## WHAT YOU NEED TO DO
Reproduce all of the listing below without alteration.

## STORED RECORDS
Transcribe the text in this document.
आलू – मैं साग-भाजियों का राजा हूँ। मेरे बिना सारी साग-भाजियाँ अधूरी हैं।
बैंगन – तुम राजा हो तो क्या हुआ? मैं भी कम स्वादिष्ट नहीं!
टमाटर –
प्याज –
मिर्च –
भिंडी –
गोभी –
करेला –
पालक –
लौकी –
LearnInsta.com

## SOLUTION TO THIS TASK
Transcribe the text in this document.
आलू – मैं साग-भाजियों का राजा हूँ। मेरे बिना सारी साग-भाजियाँ अधूरी हैं।
बैंगन – तुम राजा हो तो क्या हुआ? मैं भी कम स्वादिष्ट नहीं!
टमाटर –
प्याज –
मिर्च –
भिंडी –
गोभी –
करेला –
पालक –
लौकी –
LearnInsta.com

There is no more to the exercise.